═════ Provided data ═════

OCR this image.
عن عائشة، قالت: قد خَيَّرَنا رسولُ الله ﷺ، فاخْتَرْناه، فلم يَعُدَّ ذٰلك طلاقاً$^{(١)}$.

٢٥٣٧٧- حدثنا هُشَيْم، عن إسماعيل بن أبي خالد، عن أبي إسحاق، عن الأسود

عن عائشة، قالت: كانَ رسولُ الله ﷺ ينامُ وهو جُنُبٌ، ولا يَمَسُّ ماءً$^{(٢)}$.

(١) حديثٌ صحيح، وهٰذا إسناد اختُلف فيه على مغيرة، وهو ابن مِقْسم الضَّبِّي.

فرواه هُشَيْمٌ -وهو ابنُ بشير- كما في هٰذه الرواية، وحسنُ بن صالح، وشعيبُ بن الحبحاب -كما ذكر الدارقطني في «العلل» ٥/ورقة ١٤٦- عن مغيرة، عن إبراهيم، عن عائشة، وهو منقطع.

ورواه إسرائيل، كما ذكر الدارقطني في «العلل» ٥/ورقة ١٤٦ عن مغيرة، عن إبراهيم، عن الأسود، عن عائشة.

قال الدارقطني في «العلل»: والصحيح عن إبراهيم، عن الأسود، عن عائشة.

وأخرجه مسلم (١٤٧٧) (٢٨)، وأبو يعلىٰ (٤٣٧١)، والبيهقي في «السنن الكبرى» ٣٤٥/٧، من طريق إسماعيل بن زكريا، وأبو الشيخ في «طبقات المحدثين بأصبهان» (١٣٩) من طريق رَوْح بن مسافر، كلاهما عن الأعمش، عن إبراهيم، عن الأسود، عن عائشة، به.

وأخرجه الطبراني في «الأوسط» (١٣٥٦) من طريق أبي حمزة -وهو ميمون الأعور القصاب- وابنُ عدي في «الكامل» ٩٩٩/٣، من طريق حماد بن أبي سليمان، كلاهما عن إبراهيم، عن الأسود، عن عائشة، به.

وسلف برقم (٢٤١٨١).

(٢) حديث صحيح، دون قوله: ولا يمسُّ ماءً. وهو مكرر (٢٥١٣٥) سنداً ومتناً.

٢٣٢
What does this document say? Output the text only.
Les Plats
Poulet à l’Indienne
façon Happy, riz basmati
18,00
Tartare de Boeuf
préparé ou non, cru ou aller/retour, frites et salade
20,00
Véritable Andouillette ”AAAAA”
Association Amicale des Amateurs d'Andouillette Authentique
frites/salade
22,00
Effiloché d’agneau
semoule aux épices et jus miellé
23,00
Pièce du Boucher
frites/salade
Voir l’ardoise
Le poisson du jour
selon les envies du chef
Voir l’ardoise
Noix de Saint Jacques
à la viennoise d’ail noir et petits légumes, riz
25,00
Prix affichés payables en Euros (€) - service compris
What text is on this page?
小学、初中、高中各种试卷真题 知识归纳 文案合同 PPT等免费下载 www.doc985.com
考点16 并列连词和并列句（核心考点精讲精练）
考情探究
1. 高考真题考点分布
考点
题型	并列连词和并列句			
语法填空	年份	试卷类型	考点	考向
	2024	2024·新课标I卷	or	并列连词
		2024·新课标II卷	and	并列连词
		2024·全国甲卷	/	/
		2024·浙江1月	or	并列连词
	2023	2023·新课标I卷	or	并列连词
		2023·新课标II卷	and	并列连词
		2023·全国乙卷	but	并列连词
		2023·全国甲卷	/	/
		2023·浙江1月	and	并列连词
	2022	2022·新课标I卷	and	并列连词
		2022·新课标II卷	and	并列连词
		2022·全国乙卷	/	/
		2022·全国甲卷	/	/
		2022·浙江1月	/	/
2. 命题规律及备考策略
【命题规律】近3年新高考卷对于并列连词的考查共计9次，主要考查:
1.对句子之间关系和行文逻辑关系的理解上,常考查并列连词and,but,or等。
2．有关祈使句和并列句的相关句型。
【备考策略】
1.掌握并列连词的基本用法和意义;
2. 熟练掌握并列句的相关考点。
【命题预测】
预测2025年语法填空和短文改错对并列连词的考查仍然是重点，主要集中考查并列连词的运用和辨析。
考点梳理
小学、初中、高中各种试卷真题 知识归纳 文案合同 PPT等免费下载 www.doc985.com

═════

Set down only these lines, exactly: the line containing "What text is on this page?" and each line after it, through the end of the listing.

What text is on this page?
小学、初中、高中各种试卷真题 知识归纳 文案合同 PPT等免费下载 www.doc985.com
考点16 并列连词和并列句（核心考点精讲精练）
考情探究
1. 高考真题考点分布
考点
题型	并列连词和并列句			
语法填空	年份	试卷类型	考点	考向
	2024	2024·新课标I卷	or	并列连词
		2024·新课标II卷	and	并列连词
		2024·全国甲卷	/	/
		2024·浙江1月	or	并列连词
	2023	2023·新课标I卷	or	并列连词
		2023·新课标II卷	and	并列连词
		2023·全国乙卷	but	并列连词
		2023·全国甲卷	/	/
		2023·浙江1月	and	并列连词
	2022	2022·新课标I卷	and	并列连词
		2022·新课标II卷	and	并列连词
		2022·全国乙卷	/	/
		2022·全国甲卷	/	/
		2022·浙江1月	/	/
2. 命题规律及备考策略
【命题规律】近3年新高考卷对于并列连词的考查共计9次，主要考查:
1.对句子之间关系和行文逻辑关系的理解上,常考查并列连词and,but,or等。
2．有关祈使句和并列句的相关句型。
【备考策略】
1.掌握并列连词的基本用法和意义;
2. 熟练掌握并列句的相关考点。
【命题预测】
预测2025年语法填空和短文改错对并列连词的考查仍然是重点，主要集中考查并列连词的运用和辨析。
考点梳理
小学、初中、高中各种试卷真题 知识归纳 文案合同 PPT等免费下载 www.doc985.com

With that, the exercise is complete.